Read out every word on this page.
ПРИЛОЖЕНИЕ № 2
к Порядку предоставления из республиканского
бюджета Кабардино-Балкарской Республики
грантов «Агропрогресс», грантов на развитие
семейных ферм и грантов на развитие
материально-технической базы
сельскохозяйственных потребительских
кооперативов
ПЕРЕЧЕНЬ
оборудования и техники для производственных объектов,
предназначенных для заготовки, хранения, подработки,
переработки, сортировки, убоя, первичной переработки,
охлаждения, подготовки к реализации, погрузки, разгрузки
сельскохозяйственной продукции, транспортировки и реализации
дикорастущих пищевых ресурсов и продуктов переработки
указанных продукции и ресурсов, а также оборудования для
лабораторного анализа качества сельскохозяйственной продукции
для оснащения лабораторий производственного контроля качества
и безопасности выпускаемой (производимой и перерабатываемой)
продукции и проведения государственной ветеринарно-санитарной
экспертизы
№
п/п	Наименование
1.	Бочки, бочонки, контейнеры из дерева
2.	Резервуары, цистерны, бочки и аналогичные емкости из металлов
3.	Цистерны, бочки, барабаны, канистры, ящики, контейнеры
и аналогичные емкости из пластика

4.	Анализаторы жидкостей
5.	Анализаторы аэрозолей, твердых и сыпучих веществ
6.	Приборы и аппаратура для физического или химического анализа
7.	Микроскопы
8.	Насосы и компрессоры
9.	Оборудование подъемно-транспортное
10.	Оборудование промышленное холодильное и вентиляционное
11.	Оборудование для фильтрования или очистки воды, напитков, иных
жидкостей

● **Short task**: From the data above, extract every line in its exact form.

● **Correct output**:
Read out every word on this page.
ПРИЛОЖЕНИЕ № 2
к Порядку предоставления из республиканского
бюджета Кабардино-Балкарской Республики
грантов «Агропрогресс», грантов на развитие
семейных ферм и грантов на развитие
материально-технической базы
сельскохозяйственных потребительских
кооперативов
ПЕРЕЧЕНЬ
оборудования и техники для производственных объектов,
предназначенных для заготовки, хранения, подработки,
переработки, сортировки, убоя, первичной переработки,
охлаждения, подготовки к реализации, погрузки, разгрузки
сельскохозяйственной продукции, транспортировки и реализации
дикорастущих пищевых ресурсов и продуктов переработки
указанных продукции и ресурсов, а также оборудования для
лабораторного анализа качества сельскохозяйственной продукции
для оснащения лабораторий производственного контроля качества
и безопасности выпускаемой (производимой и перерабатываемой)
продукции и проведения государственной ветеринарно-санитарной
экспертизы
№
п/п	Наименование
1.	Бочки, бочонки, контейнеры из дерева
2.	Резервуары, цистерны, бочки и аналогичные емкости из металлов
3.	Цистерны, бочки, барабаны, канистры, ящики, контейнеры
и аналогичные емкости из пластика

4.	Анализаторы жидкостей
5.	Анализаторы аэрозолей, твердых и сыпучих веществ
6.	Приборы и аппаратура для физического или химического анализа
7.	Микроскопы
8.	Насосы и компрессоры
9.	Оборудование подъемно-транспортное
10.	Оборудование промышленное холодильное и вентиляционное
11.	Оборудование для фильтрования или очистки воды, напитков, иных
жидкостей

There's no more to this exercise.